- **Requirements**
Extract every line below that contains the word "Каталог".
** START OF Stored data **
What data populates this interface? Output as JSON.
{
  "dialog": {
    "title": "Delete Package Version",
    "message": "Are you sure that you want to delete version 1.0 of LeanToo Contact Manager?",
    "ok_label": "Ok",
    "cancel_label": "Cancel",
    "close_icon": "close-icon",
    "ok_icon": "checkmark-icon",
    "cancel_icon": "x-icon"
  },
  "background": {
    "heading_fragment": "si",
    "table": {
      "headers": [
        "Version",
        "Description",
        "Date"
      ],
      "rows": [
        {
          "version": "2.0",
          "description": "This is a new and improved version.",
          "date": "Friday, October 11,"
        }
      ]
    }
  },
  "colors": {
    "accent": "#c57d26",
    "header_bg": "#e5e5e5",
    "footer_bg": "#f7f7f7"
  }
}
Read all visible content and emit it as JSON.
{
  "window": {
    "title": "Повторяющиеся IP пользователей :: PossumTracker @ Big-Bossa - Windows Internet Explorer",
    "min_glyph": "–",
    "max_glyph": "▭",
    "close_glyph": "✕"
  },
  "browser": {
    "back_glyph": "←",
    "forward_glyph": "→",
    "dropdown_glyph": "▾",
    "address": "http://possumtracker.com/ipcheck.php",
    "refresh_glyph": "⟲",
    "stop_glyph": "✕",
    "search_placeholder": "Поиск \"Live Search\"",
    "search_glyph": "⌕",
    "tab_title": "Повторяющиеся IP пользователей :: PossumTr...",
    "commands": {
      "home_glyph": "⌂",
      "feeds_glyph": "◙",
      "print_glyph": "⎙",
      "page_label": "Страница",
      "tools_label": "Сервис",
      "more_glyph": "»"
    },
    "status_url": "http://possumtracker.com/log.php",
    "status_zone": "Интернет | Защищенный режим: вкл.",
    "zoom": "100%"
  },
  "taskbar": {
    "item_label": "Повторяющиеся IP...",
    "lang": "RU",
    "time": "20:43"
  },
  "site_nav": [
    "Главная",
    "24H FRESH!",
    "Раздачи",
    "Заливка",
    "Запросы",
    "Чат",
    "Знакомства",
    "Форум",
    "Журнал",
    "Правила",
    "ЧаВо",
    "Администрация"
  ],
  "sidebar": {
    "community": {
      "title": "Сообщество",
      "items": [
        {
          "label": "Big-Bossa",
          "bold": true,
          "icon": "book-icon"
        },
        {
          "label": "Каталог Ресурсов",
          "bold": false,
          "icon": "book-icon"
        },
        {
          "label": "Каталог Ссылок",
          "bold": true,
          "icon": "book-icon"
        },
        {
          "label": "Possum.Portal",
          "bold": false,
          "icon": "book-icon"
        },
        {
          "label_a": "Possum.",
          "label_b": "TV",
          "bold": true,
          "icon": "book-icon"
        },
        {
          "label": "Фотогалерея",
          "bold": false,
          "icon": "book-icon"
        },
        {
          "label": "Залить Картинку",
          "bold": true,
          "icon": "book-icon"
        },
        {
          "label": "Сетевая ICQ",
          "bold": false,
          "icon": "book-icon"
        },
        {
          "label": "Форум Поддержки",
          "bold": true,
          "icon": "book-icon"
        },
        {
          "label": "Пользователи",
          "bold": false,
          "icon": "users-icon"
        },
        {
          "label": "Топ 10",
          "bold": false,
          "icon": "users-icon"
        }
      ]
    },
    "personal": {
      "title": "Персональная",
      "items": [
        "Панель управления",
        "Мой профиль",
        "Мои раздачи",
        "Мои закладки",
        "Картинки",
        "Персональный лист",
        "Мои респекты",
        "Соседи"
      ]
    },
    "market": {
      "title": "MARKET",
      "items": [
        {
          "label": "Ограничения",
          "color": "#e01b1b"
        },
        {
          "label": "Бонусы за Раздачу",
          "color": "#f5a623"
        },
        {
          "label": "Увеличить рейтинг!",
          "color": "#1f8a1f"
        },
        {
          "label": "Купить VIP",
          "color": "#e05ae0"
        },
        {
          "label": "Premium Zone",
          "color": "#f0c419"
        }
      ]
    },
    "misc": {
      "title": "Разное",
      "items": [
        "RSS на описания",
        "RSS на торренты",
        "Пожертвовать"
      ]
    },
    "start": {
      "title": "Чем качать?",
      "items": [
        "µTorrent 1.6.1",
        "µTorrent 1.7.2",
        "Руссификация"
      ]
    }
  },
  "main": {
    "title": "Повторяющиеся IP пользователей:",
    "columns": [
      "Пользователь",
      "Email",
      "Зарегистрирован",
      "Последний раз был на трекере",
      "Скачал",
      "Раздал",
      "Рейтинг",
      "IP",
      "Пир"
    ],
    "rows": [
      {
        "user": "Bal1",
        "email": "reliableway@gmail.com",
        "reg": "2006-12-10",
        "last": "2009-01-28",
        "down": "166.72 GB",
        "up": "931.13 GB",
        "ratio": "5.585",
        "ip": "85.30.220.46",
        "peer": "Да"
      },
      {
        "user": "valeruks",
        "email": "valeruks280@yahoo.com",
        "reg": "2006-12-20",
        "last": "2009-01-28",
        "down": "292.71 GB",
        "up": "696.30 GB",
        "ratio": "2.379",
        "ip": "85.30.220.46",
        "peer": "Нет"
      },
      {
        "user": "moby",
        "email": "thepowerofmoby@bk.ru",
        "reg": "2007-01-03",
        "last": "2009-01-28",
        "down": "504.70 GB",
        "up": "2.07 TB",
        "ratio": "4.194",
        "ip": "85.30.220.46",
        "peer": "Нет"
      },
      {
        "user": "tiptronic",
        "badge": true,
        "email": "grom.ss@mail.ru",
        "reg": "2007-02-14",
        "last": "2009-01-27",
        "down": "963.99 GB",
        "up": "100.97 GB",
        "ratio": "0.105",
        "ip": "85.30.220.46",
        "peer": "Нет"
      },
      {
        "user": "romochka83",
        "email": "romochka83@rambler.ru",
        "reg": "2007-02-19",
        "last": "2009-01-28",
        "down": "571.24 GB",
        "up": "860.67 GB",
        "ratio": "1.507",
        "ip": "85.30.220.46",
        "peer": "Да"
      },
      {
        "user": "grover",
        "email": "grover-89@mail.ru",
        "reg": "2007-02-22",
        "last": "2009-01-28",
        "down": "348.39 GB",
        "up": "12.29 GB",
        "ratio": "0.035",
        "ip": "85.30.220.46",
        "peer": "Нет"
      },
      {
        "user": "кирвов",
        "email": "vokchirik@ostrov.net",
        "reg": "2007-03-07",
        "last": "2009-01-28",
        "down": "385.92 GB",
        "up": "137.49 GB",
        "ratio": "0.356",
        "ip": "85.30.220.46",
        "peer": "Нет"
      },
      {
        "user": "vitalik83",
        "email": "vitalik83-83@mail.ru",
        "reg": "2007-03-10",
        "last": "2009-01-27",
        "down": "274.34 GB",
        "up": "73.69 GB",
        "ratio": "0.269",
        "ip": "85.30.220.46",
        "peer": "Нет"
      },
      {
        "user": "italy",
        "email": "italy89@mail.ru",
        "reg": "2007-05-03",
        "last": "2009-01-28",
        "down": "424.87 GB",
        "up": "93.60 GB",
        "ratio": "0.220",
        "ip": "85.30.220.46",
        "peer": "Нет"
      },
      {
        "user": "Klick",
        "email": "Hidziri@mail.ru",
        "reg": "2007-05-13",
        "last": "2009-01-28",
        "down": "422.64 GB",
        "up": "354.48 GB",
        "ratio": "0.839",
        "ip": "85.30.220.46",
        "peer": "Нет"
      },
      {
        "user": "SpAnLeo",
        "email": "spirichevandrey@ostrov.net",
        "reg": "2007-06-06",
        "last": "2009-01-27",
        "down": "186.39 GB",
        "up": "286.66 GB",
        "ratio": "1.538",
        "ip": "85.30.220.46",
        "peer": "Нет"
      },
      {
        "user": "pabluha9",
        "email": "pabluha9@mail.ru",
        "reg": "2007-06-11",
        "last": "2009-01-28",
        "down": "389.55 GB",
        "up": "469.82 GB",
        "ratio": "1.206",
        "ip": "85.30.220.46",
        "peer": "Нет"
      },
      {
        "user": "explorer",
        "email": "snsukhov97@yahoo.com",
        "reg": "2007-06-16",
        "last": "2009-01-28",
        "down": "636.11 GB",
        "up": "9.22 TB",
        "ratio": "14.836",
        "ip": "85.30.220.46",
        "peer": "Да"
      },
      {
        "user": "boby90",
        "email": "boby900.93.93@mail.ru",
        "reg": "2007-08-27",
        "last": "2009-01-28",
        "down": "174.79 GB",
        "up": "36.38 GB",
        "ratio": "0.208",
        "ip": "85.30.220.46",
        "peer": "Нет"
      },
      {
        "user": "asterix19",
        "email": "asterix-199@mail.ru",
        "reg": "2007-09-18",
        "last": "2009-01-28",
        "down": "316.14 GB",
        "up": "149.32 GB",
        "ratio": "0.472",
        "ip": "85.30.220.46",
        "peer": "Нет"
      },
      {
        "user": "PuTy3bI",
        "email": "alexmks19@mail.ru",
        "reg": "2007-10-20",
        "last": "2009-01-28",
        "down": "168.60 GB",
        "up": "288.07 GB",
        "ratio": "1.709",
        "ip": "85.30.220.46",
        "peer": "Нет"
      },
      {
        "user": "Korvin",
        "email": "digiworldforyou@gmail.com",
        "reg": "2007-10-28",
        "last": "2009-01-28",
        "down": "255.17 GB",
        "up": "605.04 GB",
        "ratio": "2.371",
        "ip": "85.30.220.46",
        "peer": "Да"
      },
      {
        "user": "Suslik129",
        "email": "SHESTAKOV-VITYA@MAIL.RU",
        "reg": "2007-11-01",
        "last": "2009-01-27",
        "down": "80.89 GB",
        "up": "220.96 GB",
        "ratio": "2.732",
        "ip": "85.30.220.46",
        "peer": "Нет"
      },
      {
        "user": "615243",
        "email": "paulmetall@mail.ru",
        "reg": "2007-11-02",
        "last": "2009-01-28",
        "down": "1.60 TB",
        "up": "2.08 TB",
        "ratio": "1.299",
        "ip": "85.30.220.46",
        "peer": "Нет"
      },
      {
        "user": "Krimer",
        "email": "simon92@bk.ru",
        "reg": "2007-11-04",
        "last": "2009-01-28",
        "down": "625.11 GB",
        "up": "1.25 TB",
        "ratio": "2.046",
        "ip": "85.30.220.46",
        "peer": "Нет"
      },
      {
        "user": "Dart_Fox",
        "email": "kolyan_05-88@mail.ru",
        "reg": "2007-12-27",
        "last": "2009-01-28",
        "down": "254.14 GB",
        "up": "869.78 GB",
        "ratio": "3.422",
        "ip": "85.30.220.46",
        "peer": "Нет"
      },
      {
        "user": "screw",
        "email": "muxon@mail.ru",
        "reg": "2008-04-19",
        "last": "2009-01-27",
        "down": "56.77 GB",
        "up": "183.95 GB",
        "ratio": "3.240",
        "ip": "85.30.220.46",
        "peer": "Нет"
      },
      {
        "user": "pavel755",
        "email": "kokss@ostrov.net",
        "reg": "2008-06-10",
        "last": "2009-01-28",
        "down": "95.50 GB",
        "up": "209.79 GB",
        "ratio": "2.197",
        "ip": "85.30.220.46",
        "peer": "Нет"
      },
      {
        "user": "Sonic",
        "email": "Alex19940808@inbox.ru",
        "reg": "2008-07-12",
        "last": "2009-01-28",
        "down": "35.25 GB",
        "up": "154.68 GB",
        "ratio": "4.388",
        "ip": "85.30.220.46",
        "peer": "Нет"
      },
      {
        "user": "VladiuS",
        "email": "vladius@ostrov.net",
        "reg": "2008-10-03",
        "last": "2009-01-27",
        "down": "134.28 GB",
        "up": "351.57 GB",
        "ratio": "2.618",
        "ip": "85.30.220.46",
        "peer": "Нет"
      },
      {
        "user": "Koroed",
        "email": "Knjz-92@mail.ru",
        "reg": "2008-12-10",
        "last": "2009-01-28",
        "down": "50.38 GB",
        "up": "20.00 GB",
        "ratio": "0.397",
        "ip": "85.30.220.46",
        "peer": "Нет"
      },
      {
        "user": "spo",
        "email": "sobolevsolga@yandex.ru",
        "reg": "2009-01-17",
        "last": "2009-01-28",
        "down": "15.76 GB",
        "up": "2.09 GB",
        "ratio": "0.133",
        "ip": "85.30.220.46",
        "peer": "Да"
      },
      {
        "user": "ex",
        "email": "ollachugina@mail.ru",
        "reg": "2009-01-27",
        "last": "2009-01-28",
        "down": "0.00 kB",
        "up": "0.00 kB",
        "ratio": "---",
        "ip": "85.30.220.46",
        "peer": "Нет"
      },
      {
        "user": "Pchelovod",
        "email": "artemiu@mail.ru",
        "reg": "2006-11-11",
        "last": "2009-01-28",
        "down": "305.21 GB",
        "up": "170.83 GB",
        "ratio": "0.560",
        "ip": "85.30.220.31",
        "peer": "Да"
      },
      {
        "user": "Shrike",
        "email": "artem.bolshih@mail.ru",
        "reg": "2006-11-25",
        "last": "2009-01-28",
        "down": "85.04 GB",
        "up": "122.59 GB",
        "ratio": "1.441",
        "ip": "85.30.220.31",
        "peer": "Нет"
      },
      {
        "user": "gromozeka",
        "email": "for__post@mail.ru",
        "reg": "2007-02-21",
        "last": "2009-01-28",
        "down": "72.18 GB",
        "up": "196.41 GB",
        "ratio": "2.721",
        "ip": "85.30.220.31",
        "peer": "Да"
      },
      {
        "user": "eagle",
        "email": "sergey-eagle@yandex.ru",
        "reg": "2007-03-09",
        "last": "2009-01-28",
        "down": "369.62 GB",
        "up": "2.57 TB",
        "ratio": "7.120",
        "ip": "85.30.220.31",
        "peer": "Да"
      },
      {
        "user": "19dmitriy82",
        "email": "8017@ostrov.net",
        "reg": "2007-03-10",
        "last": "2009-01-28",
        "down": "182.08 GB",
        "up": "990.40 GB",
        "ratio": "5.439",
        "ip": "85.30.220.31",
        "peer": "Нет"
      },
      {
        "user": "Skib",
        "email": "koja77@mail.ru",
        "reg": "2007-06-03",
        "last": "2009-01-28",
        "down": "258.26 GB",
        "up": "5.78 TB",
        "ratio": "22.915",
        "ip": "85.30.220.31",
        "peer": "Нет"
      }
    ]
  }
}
** END OF Stored data **
- **Solution for this task**
          "label": "Каталог Ресурсов",
          "label": "Каталог Ссылок",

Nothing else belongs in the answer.